(Dataset records)
++++++

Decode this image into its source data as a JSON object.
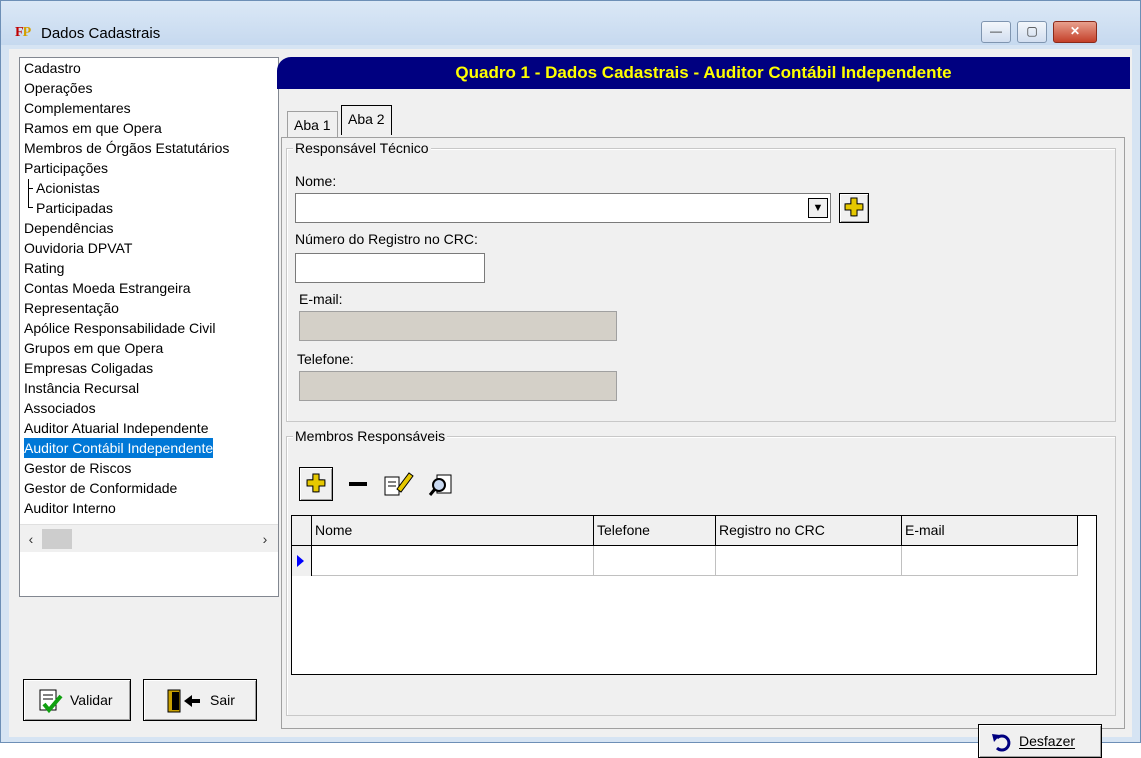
{
  "window": {
    "icon_text": "FP",
    "title": "Dados Cadastrais",
    "controls": {
      "minimize": "—",
      "maximize": "▢",
      "close": "✕"
    }
  },
  "tree": {
    "items": [
      {
        "label": "Cadastro",
        "level": 0,
        "selected": false
      },
      {
        "label": "Operações",
        "level": 0,
        "selected": false
      },
      {
        "label": "Complementares",
        "level": 0,
        "selected": false
      },
      {
        "label": "Ramos em que Opera",
        "level": 0,
        "selected": false
      },
      {
        "label": "Membros de Órgãos Estatutários",
        "level": 0,
        "selected": false
      },
      {
        "label": "Participações",
        "level": 0,
        "selected": false
      },
      {
        "label": "Acionistas",
        "level": 1,
        "selected": false
      },
      {
        "label": "Participadas",
        "level": 1,
        "selected": false
      },
      {
        "label": "Dependências",
        "level": 0,
        "selected": false
      },
      {
        "label": "Ouvidoria DPVAT",
        "level": 0,
        "selected": false
      },
      {
        "label": "Rating",
        "level": 0,
        "selected": false
      },
      {
        "label": "Contas Moeda Estrangeira",
        "level": 0,
        "selected": false
      },
      {
        "label": "Representação",
        "level": 0,
        "selected": false
      },
      {
        "label": "Apólice Responsabilidade Civil",
        "level": 0,
        "selected": false
      },
      {
        "label": "Grupos em que Opera",
        "level": 0,
        "selected": false
      },
      {
        "label": "Empresas Coligadas",
        "level": 0,
        "selected": false
      },
      {
        "label": "Instância Recursal",
        "level": 0,
        "selected": false
      },
      {
        "label": "Associados",
        "level": 0,
        "selected": false
      },
      {
        "label": "Auditor Atuarial Independente",
        "level": 0,
        "selected": false
      },
      {
        "label": "Auditor Contábil Independente",
        "level": 0,
        "selected": true
      },
      {
        "label": "Gestor de Riscos",
        "level": 0,
        "selected": false
      },
      {
        "label": "Gestor de Conformidade",
        "level": 0,
        "selected": false
      },
      {
        "label": "Auditor Interno",
        "level": 0,
        "selected": false
      }
    ]
  },
  "buttons": {
    "validar": "Validar",
    "sair": "Sair",
    "desfazer": "Desfazer"
  },
  "header": {
    "title": "Quadro 1 - Dados Cadastrais - Auditor Contábil Independente"
  },
  "tabs": [
    {
      "label": "Aba 1",
      "active": false
    },
    {
      "label": "Aba 2",
      "active": true
    }
  ],
  "responsavel": {
    "group_title": "Responsável Técnico",
    "nome_label": "Nome:",
    "nome_value": "",
    "crc_label": "Número do Registro no CRC:",
    "crc_value": "",
    "email_label": "E-mail:",
    "email_value": "",
    "telefone_label": "Telefone:",
    "telefone_value": ""
  },
  "membros": {
    "group_title": "Membros Responsáveis",
    "columns": [
      "Nome",
      "Telefone",
      "Registro no CRC",
      "E-mail"
    ]
  },
  "colors": {
    "header_bg": "#000080",
    "header_text": "#ffff00",
    "selection": "#0078d7"
  }
}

++++++

**Exercise**
Print out the lines exactly, skipping any picture.

**Answer**
Decode this image into its source data as a JSON object.
{
  "window": {
    "icon_text": "FP",
    "title": "Dados Cadastrais",
    "controls": {
      "minimize": "—",
      "maximize": "▢",
      "close": "✕"
    }
  },
  "tree": {
    "items": [
      {
        "label": "Cadastro",
        "level": 0,
        "selected": false
      },
      {
        "label": "Operações",
        "level": 0,
        "selected": false
      },
      {
        "label": "Complementares",
        "level": 0,
        "selected": false
      },
      {
        "label": "Ramos em que Opera",
        "level": 0,
        "selected": false
      },
      {
        "label": "Membros de Órgãos Estatutários",
        "level": 0,
        "selected": false
      },
      {
        "label": "Participações",
        "level": 0,
        "selected": false
      },
      {
        "label": "Acionistas",
        "level": 1,
        "selected": false
      },
      {
        "label": "Participadas",
        "level": 1,
        "selected": false
      },
      {
        "label": "Dependências",
        "level": 0,
        "selected": false
      },
      {
        "label": "Ouvidoria DPVAT",
        "level": 0,
        "selected": false
      },
      {
        "label": "Rating",
        "level": 0,
        "selected": false
      },
      {
        "label": "Contas Moeda Estrangeira",
        "level": 0,
        "selected": false
      },
      {
        "label": "Representação",
        "level": 0,
        "selected": false
      },
      {
        "label": "Apólice Responsabilidade Civil",
        "level": 0,
        "selected": false
      },
      {
        "label": "Grupos em que Opera",
        "level": 0,
        "selected": false
      },
      {
        "label": "Empresas Coligadas",
        "level": 0,
        "selected": false
      },
      {
        "label": "Instância Recursal",
        "level": 0,
        "selected": false
      },
      {
        "label": "Associados",
        "level": 0,
        "selected": false
      },
      {
        "label": "Auditor Atuarial Independente",
        "level": 0,
        "selected": false
      },
      {
        "label": "Auditor Contábil Independente",
        "level": 0,
        "selected": true
      },
      {
        "label": "Gestor de Riscos",
        "level": 0,
        "selected": false
      },
      {
        "label": "Gestor de Conformidade",
        "level": 0,
        "selected": false
      },
      {
        "label": "Auditor Interno",
        "level": 0,
        "selected": false
      }
    ]
  },
  "buttons": {
    "validar": "Validar",
    "sair": "Sair",
    "desfazer": "Desfazer"
  },
  "header": {
    "title": "Quadro 1 - Dados Cadastrais - Auditor Contábil Independente"
  },
  "tabs": [
    {
      "label": "Aba 1",
      "active": false
    },
    {
      "label": "Aba 2",
      "active": true
    }
  ],
  "responsavel": {
    "group_title": "Responsável Técnico",
    "nome_label": "Nome:",
    "nome_value": "",
    "crc_label": "Número do Registro no CRC:",
    "crc_value": "",
    "email_label": "E-mail:",
    "email_value": "",
    "telefone_label": "Telefone:",
    "telefone_value": ""
  },
  "membros": {
    "group_title": "Membros Responsáveis",
    "columns": [
      "Nome",
      "Telefone",
      "Registro no CRC",
      "E-mail"
    ]
  },
  "colors": {
    "header_bg": "#000080",
    "header_text": "#ffff00",
    "selection": "#0078d7"
  }
}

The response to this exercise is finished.